# [INSTRUCTIONS TO FOLLOW]
Every record must be repeated exactly; omit any pictures they contain.

# [ENTRIES]
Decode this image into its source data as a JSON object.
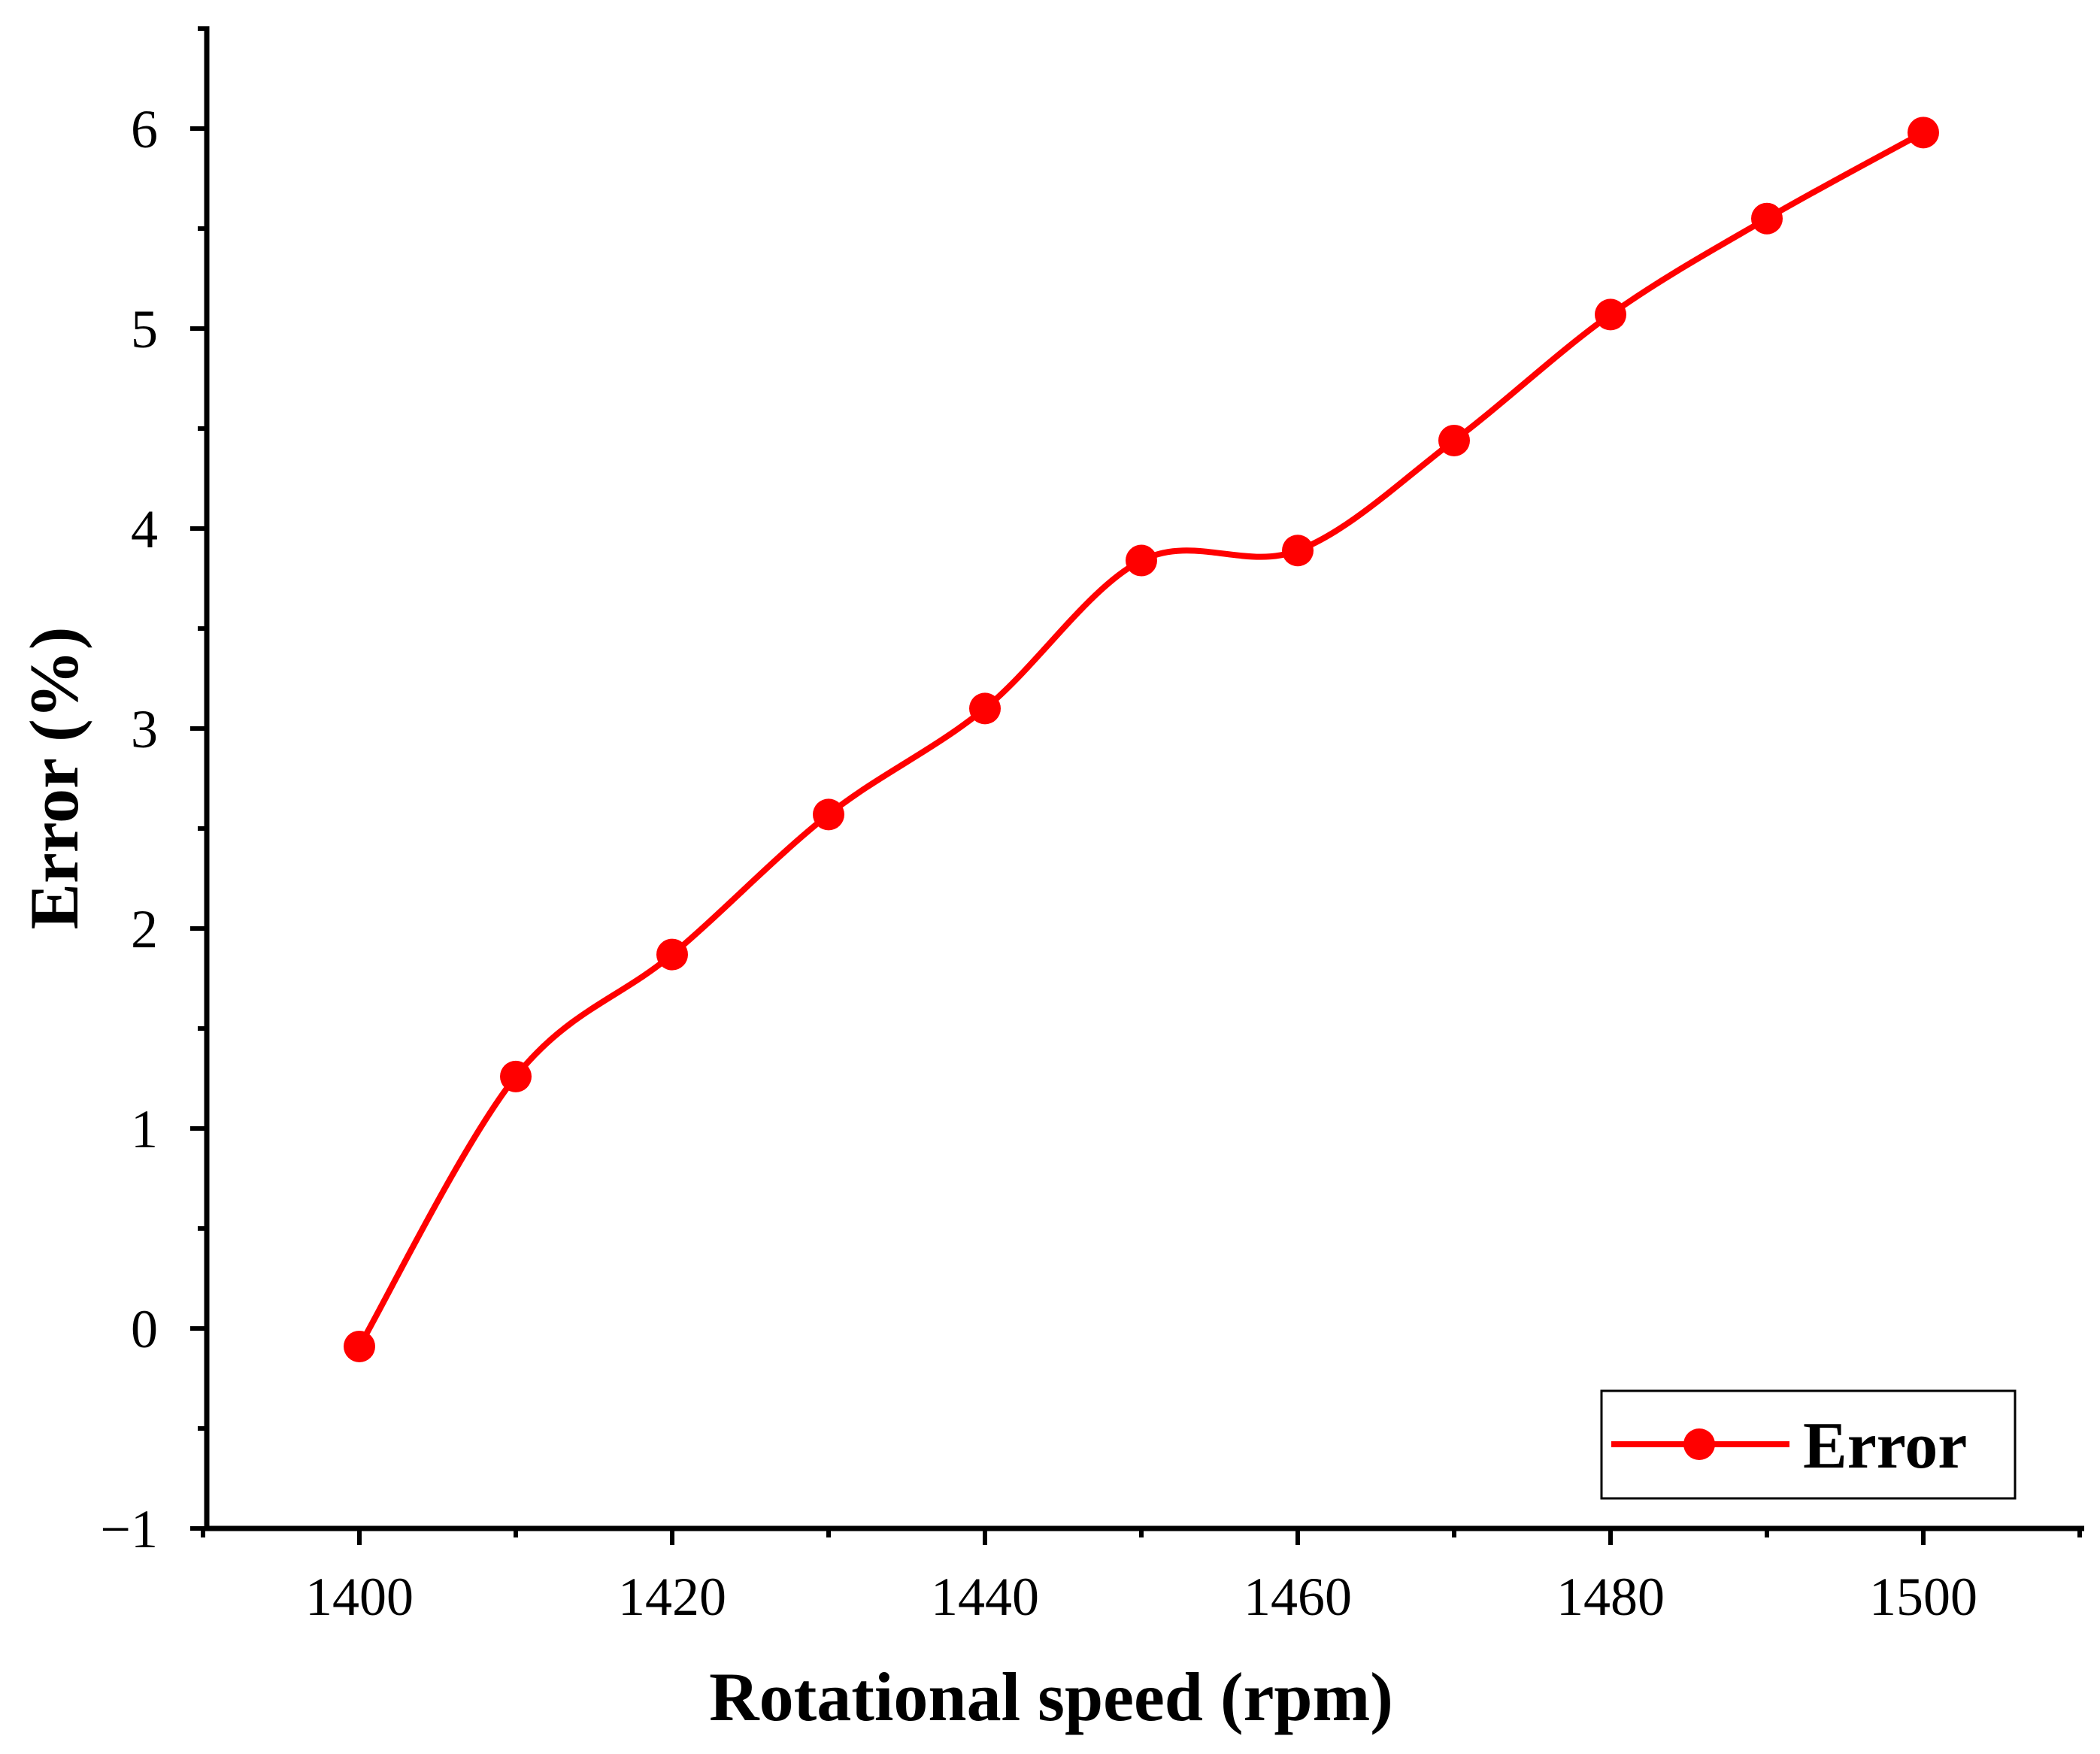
{
  "chart_data": {
    "type": "line",
    "title": "",
    "xlabel": "Rotational speed (rpm)",
    "ylabel": "Error (%)",
    "xlim": [
      1390,
      1510
    ],
    "ylim": [
      -1,
      6.5
    ],
    "x_ticks": [
      1400,
      1420,
      1440,
      1460,
      1480,
      1500
    ],
    "x_tick_labels": [
      "1400",
      "1420",
      "1440",
      "1460",
      "1480",
      "1500"
    ],
    "y_ticks": [
      -1,
      0,
      1,
      2,
      3,
      4,
      5,
      6
    ],
    "y_tick_labels": [
      "−1",
      "0",
      "1",
      "2",
      "3",
      "4",
      "5",
      "6"
    ],
    "grid": false,
    "legend_position": "bottom-right",
    "series": [
      {
        "name": "Error",
        "color": "#ff0000",
        "marker": "circle",
        "x": [
          1400,
          1410,
          1420,
          1430,
          1440,
          1450,
          1460,
          1470,
          1480,
          1490,
          1500
        ],
        "y": [
          -0.09,
          1.26,
          1.87,
          2.57,
          3.1,
          3.84,
          3.89,
          4.44,
          5.07,
          5.55,
          5.98
        ]
      }
    ]
  }
}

# [FULL RESPONSE]
Decode this image into its source data as a JSON object.
{
  "chart_data": {
    "type": "line",
    "title": "",
    "xlabel": "Rotational speed (rpm)",
    "ylabel": "Error (%)",
    "xlim": [
      1390,
      1510
    ],
    "ylim": [
      -1,
      6.5
    ],
    "x_ticks": [
      1400,
      1420,
      1440,
      1460,
      1480,
      1500
    ],
    "x_tick_labels": [
      "1400",
      "1420",
      "1440",
      "1460",
      "1480",
      "1500"
    ],
    "y_ticks": [
      -1,
      0,
      1,
      2,
      3,
      4,
      5,
      6
    ],
    "y_tick_labels": [
      "−1",
      "0",
      "1",
      "2",
      "3",
      "4",
      "5",
      "6"
    ],
    "grid": false,
    "legend_position": "bottom-right",
    "series": [
      {
        "name": "Error",
        "color": "#ff0000",
        "marker": "circle",
        "x": [
          1400,
          1410,
          1420,
          1430,
          1440,
          1450,
          1460,
          1470,
          1480,
          1490,
          1500
        ],
        "y": [
          -0.09,
          1.26,
          1.87,
          2.57,
          3.1,
          3.84,
          3.89,
          4.44,
          5.07,
          5.55,
          5.98
        ]
      }
    ]
  }
}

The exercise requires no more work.